WHAT THE EXERCISE ASKS: Track down the lines that contain "First" and copy them.

* * *

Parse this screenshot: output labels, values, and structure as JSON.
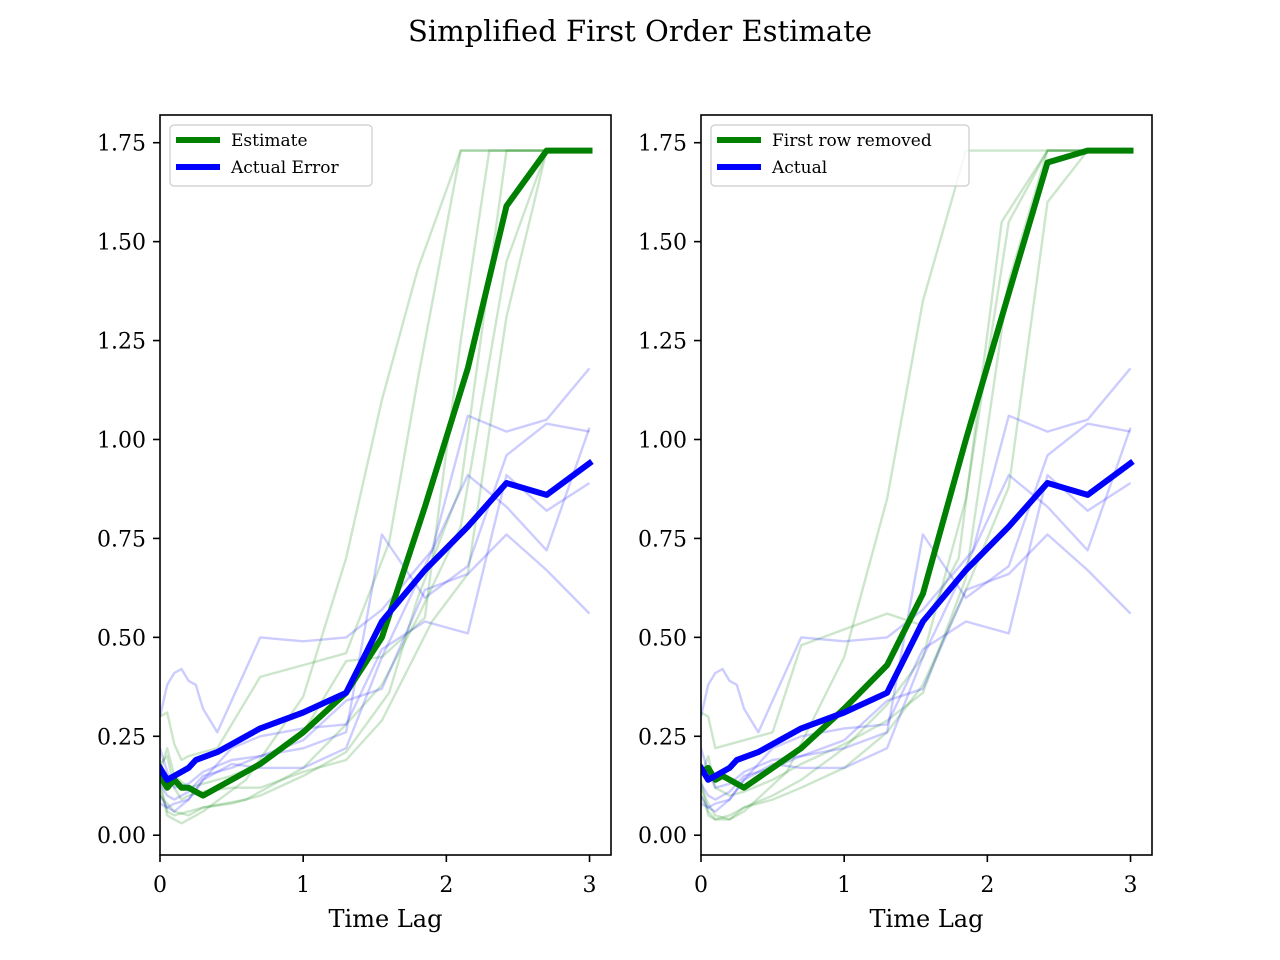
{
  "figure": {
    "title": "Simplified First Order Estimate"
  },
  "colors": {
    "estimate": "#008000",
    "actual": "#0000ff"
  },
  "chart_data": [
    {
      "type": "line",
      "xlabel": "Time Lag",
      "ylabel": "",
      "xlim": [
        0,
        3.15
      ],
      "ylim": [
        -0.05,
        1.82
      ],
      "xticks": [
        0,
        1,
        2,
        3
      ],
      "xtick_labels": [
        "0",
        "1",
        "2",
        "3"
      ],
      "yticks": [
        0.0,
        0.25,
        0.5,
        0.75,
        1.0,
        1.25,
        1.5,
        1.75
      ],
      "ytick_labels": [
        "0.00",
        "0.25",
        "0.50",
        "0.75",
        "1.00",
        "1.25",
        "1.50",
        "1.75"
      ],
      "grid": false,
      "legend_position": "upper-left",
      "series": [
        {
          "name": "Estimate",
          "color": "#008000",
          "x": [
            0,
            0.05,
            0.1,
            0.15,
            0.2,
            0.25,
            0.3,
            0.7,
            1.0,
            1.3,
            1.55,
            1.85,
            2.15,
            2.42,
            2.7,
            3.0
          ],
          "y": [
            0.15,
            0.12,
            0.14,
            0.12,
            0.12,
            0.11,
            0.1,
            0.18,
            0.26,
            0.36,
            0.5,
            0.83,
            1.18,
            1.59,
            1.73,
            1.73
          ]
        },
        {
          "name": "Actual Error",
          "color": "#0000ff",
          "x": [
            0,
            0.05,
            0.1,
            0.2,
            0.25,
            0.4,
            0.7,
            1.0,
            1.3,
            1.55,
            1.85,
            2.15,
            2.42,
            2.7,
            3.0
          ],
          "y": [
            0.17,
            0.14,
            0.15,
            0.17,
            0.19,
            0.21,
            0.27,
            0.31,
            0.36,
            0.54,
            0.67,
            0.78,
            0.89,
            0.86,
            0.94
          ]
        }
      ],
      "background_series": [
        {
          "color": "#008000",
          "x": [
            0,
            0.05,
            0.1,
            0.15,
            0.2,
            0.3,
            0.4,
            0.7,
            1.0,
            1.3,
            1.6,
            1.8,
            2.1,
            2.3,
            3.0
          ],
          "y": [
            0.3,
            0.31,
            0.23,
            0.19,
            0.2,
            0.21,
            0.22,
            0.4,
            0.43,
            0.46,
            0.74,
            1.15,
            1.73,
            1.73,
            1.73
          ]
        },
        {
          "color": "#008000",
          "x": [
            0,
            0.05,
            0.1,
            0.2,
            0.3,
            0.5,
            0.7,
            1.0,
            1.3,
            1.6,
            1.8,
            2.1,
            2.42,
            2.7,
            3.0
          ],
          "y": [
            0.1,
            0.08,
            0.06,
            0.05,
            0.07,
            0.08,
            0.1,
            0.15,
            0.21,
            0.36,
            0.6,
            0.88,
            1.73,
            1.73,
            1.73
          ]
        },
        {
          "color": "#008000",
          "x": [
            0,
            0.05,
            0.1,
            0.15,
            0.2,
            0.3,
            0.5,
            0.7,
            1.0,
            1.3,
            1.55,
            1.9,
            2.15,
            2.42,
            2.7,
            3.0
          ],
          "y": [
            0.18,
            0.2,
            0.12,
            0.09,
            0.1,
            0.11,
            0.12,
            0.12,
            0.16,
            0.19,
            0.29,
            0.54,
            0.66,
            1.31,
            1.73,
            1.73
          ]
        },
        {
          "color": "#008000",
          "x": [
            0,
            0.05,
            0.1,
            0.2,
            0.3,
            0.6,
            1.0,
            1.3,
            1.55,
            1.8,
            2.1,
            2.42,
            2.7,
            3.0
          ],
          "y": [
            0.12,
            0.06,
            0.05,
            0.06,
            0.07,
            0.09,
            0.17,
            0.28,
            0.38,
            0.55,
            0.78,
            1.45,
            1.73,
            1.73
          ]
        },
        {
          "color": "#008000",
          "x": [
            0,
            0.05,
            0.1,
            0.15,
            0.2,
            0.3,
            0.6,
            1.0,
            1.3,
            1.55,
            1.8,
            2.1,
            2.3,
            3.0
          ],
          "y": [
            0.14,
            0.05,
            0.04,
            0.03,
            0.04,
            0.06,
            0.14,
            0.35,
            0.7,
            1.1,
            1.43,
            1.73,
            1.73,
            1.73
          ]
        },
        {
          "color": "#008000",
          "x": [
            0,
            0.05,
            0.1,
            0.2,
            0.3,
            0.5,
            0.7,
            1.0,
            1.3,
            1.55,
            1.85,
            2.1,
            2.3,
            3.0
          ],
          "y": [
            0.16,
            0.22,
            0.15,
            0.12,
            0.13,
            0.15,
            0.18,
            0.26,
            0.44,
            0.45,
            0.55,
            1.25,
            1.73,
            1.73
          ]
        },
        {
          "color": "#0000ff",
          "x": [
            0,
            0.05,
            0.1,
            0.15,
            0.2,
            0.25,
            0.3,
            0.4,
            0.7,
            1.0,
            1.3,
            1.55,
            1.9,
            2.15,
            2.42,
            2.7,
            3.0
          ],
          "y": [
            0.3,
            0.38,
            0.41,
            0.42,
            0.39,
            0.38,
            0.32,
            0.26,
            0.5,
            0.49,
            0.5,
            0.57,
            0.72,
            1.06,
            1.02,
            1.05,
            1.18
          ]
        },
        {
          "color": "#0000ff",
          "x": [
            0,
            0.05,
            0.1,
            0.2,
            0.3,
            0.5,
            0.7,
            1.0,
            1.3,
            1.55,
            1.85,
            2.15,
            2.42,
            2.7,
            3.0
          ],
          "y": [
            0.1,
            0.07,
            0.08,
            0.09,
            0.14,
            0.22,
            0.25,
            0.27,
            0.28,
            0.47,
            0.54,
            0.51,
            0.91,
            0.82,
            0.89
          ]
        },
        {
          "color": "#0000ff",
          "x": [
            0,
            0.05,
            0.1,
            0.2,
            0.3,
            0.5,
            0.7,
            1.0,
            1.3,
            1.55,
            1.85,
            2.15,
            2.42,
            2.7,
            3.0
          ],
          "y": [
            0.22,
            0.16,
            0.12,
            0.13,
            0.16,
            0.19,
            0.2,
            0.22,
            0.26,
            0.76,
            0.6,
            0.68,
            0.96,
            1.04,
            1.02
          ]
        },
        {
          "color": "#0000ff",
          "x": [
            0,
            0.05,
            0.1,
            0.2,
            0.3,
            0.5,
            0.7,
            1.0,
            1.3,
            1.55,
            1.85,
            2.15,
            2.42,
            2.7,
            3.0
          ],
          "y": [
            0.08,
            0.07,
            0.06,
            0.09,
            0.14,
            0.18,
            0.17,
            0.17,
            0.22,
            0.45,
            0.68,
            0.91,
            0.83,
            0.72,
            1.03
          ]
        },
        {
          "color": "#0000ff",
          "x": [
            0,
            0.05,
            0.1,
            0.2,
            0.3,
            0.5,
            0.7,
            1.0,
            1.3,
            1.55,
            1.85,
            2.15,
            2.42,
            2.7,
            3.0
          ],
          "y": [
            0.13,
            0.1,
            0.09,
            0.11,
            0.15,
            0.17,
            0.2,
            0.24,
            0.34,
            0.37,
            0.62,
            0.66,
            0.76,
            0.67,
            0.56
          ]
        }
      ]
    },
    {
      "type": "line",
      "xlabel": "Time Lag",
      "ylabel": "",
      "xlim": [
        0,
        3.15
      ],
      "ylim": [
        -0.05,
        1.82
      ],
      "xticks": [
        0,
        1,
        2,
        3
      ],
      "xtick_labels": [
        "0",
        "1",
        "2",
        "3"
      ],
      "yticks": [
        0.0,
        0.25,
        0.5,
        0.75,
        1.0,
        1.25,
        1.5,
        1.75
      ],
      "ytick_labels": [
        "0.00",
        "0.25",
        "0.50",
        "0.75",
        "1.00",
        "1.25",
        "1.50",
        "1.75"
      ],
      "grid": false,
      "legend_position": "upper-left",
      "series": [
        {
          "name": "First row removed",
          "color": "#008000",
          "x": [
            0,
            0.05,
            0.1,
            0.15,
            0.2,
            0.3,
            0.7,
            1.0,
            1.3,
            1.55,
            1.85,
            2.15,
            2.42,
            2.7,
            3.0
          ],
          "y": [
            0.16,
            0.17,
            0.14,
            0.15,
            0.14,
            0.12,
            0.22,
            0.32,
            0.43,
            0.61,
            1.0,
            1.37,
            1.7,
            1.73,
            1.73
          ]
        },
        {
          "name": "Actual",
          "color": "#0000ff",
          "x": [
            0,
            0.05,
            0.1,
            0.2,
            0.25,
            0.4,
            0.7,
            1.0,
            1.3,
            1.55,
            1.85,
            2.15,
            2.42,
            2.7,
            3.0
          ],
          "y": [
            0.17,
            0.14,
            0.15,
            0.17,
            0.19,
            0.21,
            0.27,
            0.31,
            0.36,
            0.54,
            0.67,
            0.78,
            0.89,
            0.86,
            0.94
          ]
        }
      ],
      "background_series": [
        {
          "color": "#008000",
          "x": [
            0,
            0.05,
            0.1,
            0.2,
            0.3,
            0.5,
            0.7,
            1.0,
            1.3,
            1.55,
            1.8,
            2.1,
            2.42,
            2.7,
            3.0
          ],
          "y": [
            0.31,
            0.3,
            0.22,
            0.23,
            0.24,
            0.26,
            0.48,
            0.52,
            0.56,
            0.53,
            0.7,
            1.55,
            1.73,
            1.73,
            1.73
          ]
        },
        {
          "color": "#008000",
          "x": [
            0,
            0.05,
            0.1,
            0.2,
            0.3,
            0.5,
            0.7,
            1.0,
            1.3,
            1.55,
            1.85,
            2.15,
            2.42,
            2.7,
            3.0
          ],
          "y": [
            0.12,
            0.08,
            0.05,
            0.04,
            0.07,
            0.1,
            0.14,
            0.22,
            0.33,
            0.45,
            0.85,
            1.55,
            1.73,
            1.73,
            1.73
          ]
        },
        {
          "color": "#008000",
          "x": [
            0,
            0.05,
            0.1,
            0.2,
            0.3,
            0.5,
            0.7,
            1.0,
            1.3,
            1.55,
            1.85,
            2.15,
            2.42,
            2.7,
            3.0
          ],
          "y": [
            0.1,
            0.06,
            0.04,
            0.05,
            0.07,
            0.09,
            0.12,
            0.17,
            0.26,
            0.38,
            0.62,
            0.88,
            1.6,
            1.73,
            1.73
          ]
        },
        {
          "color": "#008000",
          "x": [
            0,
            0.05,
            0.1,
            0.2,
            0.3,
            0.6,
            1.0,
            1.3,
            1.55,
            1.85,
            2.15,
            2.3,
            3.0
          ],
          "y": [
            0.14,
            0.05,
            0.04,
            0.04,
            0.06,
            0.16,
            0.45,
            0.85,
            1.35,
            1.73,
            1.73,
            1.73,
            1.73
          ]
        },
        {
          "color": "#008000",
          "x": [
            0,
            0.05,
            0.1,
            0.2,
            0.3,
            0.5,
            0.7,
            1.0,
            1.3,
            1.55,
            1.85,
            2.15,
            2.42,
            2.7,
            3.0
          ],
          "y": [
            0.15,
            0.2,
            0.12,
            0.1,
            0.11,
            0.14,
            0.18,
            0.23,
            0.29,
            0.36,
            0.65,
            1.4,
            1.73,
            1.73,
            1.73
          ]
        },
        {
          "color": "#0000ff",
          "x": [
            0,
            0.05,
            0.1,
            0.15,
            0.2,
            0.25,
            0.3,
            0.4,
            0.7,
            1.0,
            1.3,
            1.55,
            1.9,
            2.15,
            2.42,
            2.7,
            3.0
          ],
          "y": [
            0.3,
            0.38,
            0.41,
            0.42,
            0.39,
            0.38,
            0.32,
            0.26,
            0.5,
            0.49,
            0.5,
            0.57,
            0.72,
            1.06,
            1.02,
            1.05,
            1.18
          ]
        },
        {
          "color": "#0000ff",
          "x": [
            0,
            0.05,
            0.1,
            0.2,
            0.3,
            0.5,
            0.7,
            1.0,
            1.3,
            1.55,
            1.85,
            2.15,
            2.42,
            2.7,
            3.0
          ],
          "y": [
            0.1,
            0.07,
            0.08,
            0.09,
            0.14,
            0.22,
            0.25,
            0.27,
            0.28,
            0.47,
            0.54,
            0.51,
            0.91,
            0.82,
            0.89
          ]
        },
        {
          "color": "#0000ff",
          "x": [
            0,
            0.05,
            0.1,
            0.2,
            0.3,
            0.5,
            0.7,
            1.0,
            1.3,
            1.55,
            1.85,
            2.15,
            2.42,
            2.7,
            3.0
          ],
          "y": [
            0.22,
            0.16,
            0.12,
            0.13,
            0.16,
            0.19,
            0.2,
            0.22,
            0.26,
            0.76,
            0.6,
            0.68,
            0.96,
            1.04,
            1.02
          ]
        },
        {
          "color": "#0000ff",
          "x": [
            0,
            0.05,
            0.1,
            0.2,
            0.3,
            0.5,
            0.7,
            1.0,
            1.3,
            1.55,
            1.85,
            2.15,
            2.42,
            2.7,
            3.0
          ],
          "y": [
            0.08,
            0.07,
            0.06,
            0.09,
            0.14,
            0.18,
            0.17,
            0.17,
            0.22,
            0.45,
            0.68,
            0.91,
            0.83,
            0.72,
            1.03
          ]
        },
        {
          "color": "#0000ff",
          "x": [
            0,
            0.05,
            0.1,
            0.2,
            0.3,
            0.5,
            0.7,
            1.0,
            1.3,
            1.55,
            1.85,
            2.15,
            2.42,
            2.7,
            3.0
          ],
          "y": [
            0.13,
            0.1,
            0.09,
            0.11,
            0.15,
            0.17,
            0.2,
            0.24,
            0.34,
            0.37,
            0.62,
            0.66,
            0.76,
            0.67,
            0.56
          ]
        }
      ]
    }
  ]
}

* * *

ANSWER FOR THIS EXERCISE:
    "title": "Simplified First Order Estimate"
          "name": "First row removed",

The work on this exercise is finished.